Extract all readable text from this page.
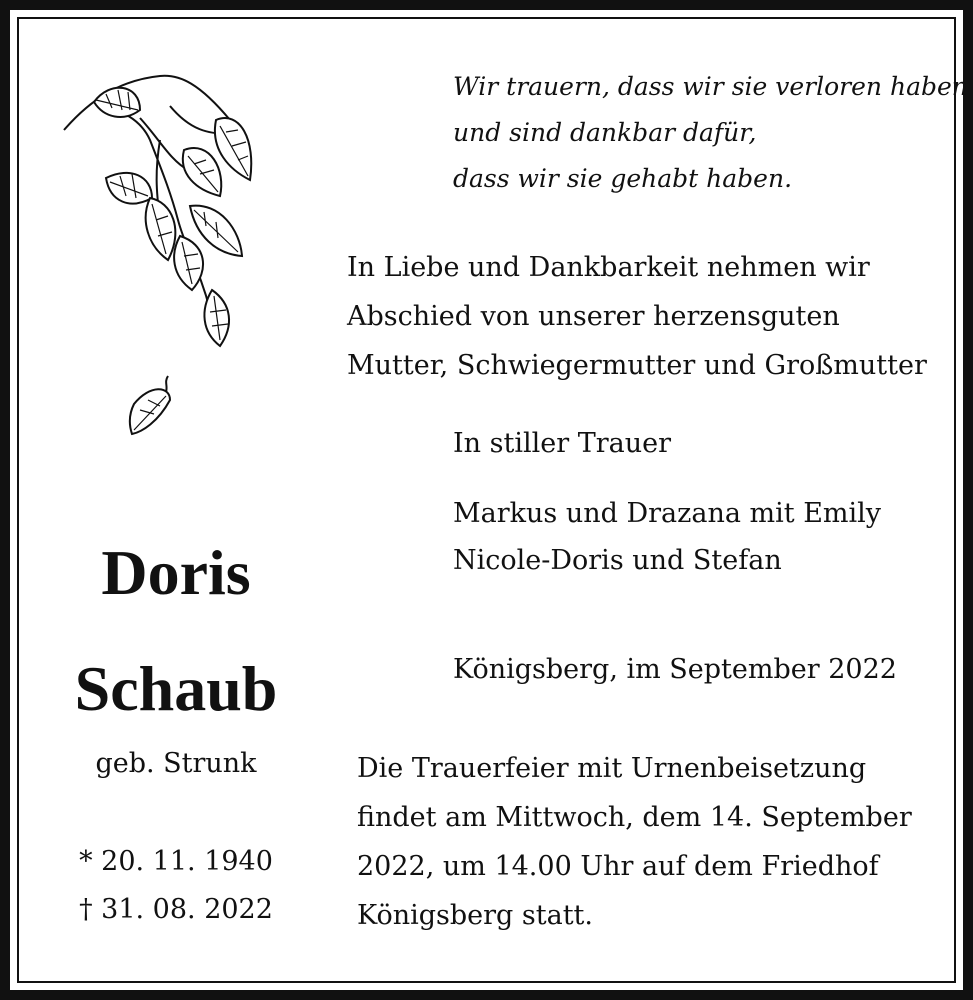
Wir trauern, dass wir sie verloren haben
und sind dankbar dafür,
dass wir sie gehabt haben.
In Liebe und Dankbarkeit nehmen wir
Abschied von unserer herzensguten
Mutter, Schwiegermutter und Großmutter
In stiller Trauer
Markus und Drazana mit Emily
Nicole-Doris und Stefan
Doris
Schaub
geb. Strunk
* 20. 11. 1940
† 31. 08. 2022
Königsberg, im September 2022
Die Trauerfeier mit Urnenbeisetzung
findet am Mittwoch, dem 14. September
2022, um 14.00 Uhr auf dem Friedhof
Königsberg statt.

### YOUR OBJECTIVE
Images in the records should not be copied. Repeat all the rest exactly.

### TASK RESULT
Extract all readable text from this page.
Wir trauern, dass wir sie verloren haben
und sind dankbar dafür,
dass wir sie gehabt haben.
In Liebe und Dankbarkeit nehmen wir
Abschied von unserer herzensguten
Mutter, Schwiegermutter und Großmutter
In stiller Trauer
Markus und Drazana mit Emily
Nicole-Doris und Stefan
Doris
Schaub
geb. Strunk
* 20. 11. 1940
† 31. 08. 2022
Königsberg, im September 2022
Die Trauerfeier mit Urnenbeisetzung
findet am Mittwoch, dem 14. September
2022, um 14.00 Uhr auf dem Friedhof
Königsberg statt.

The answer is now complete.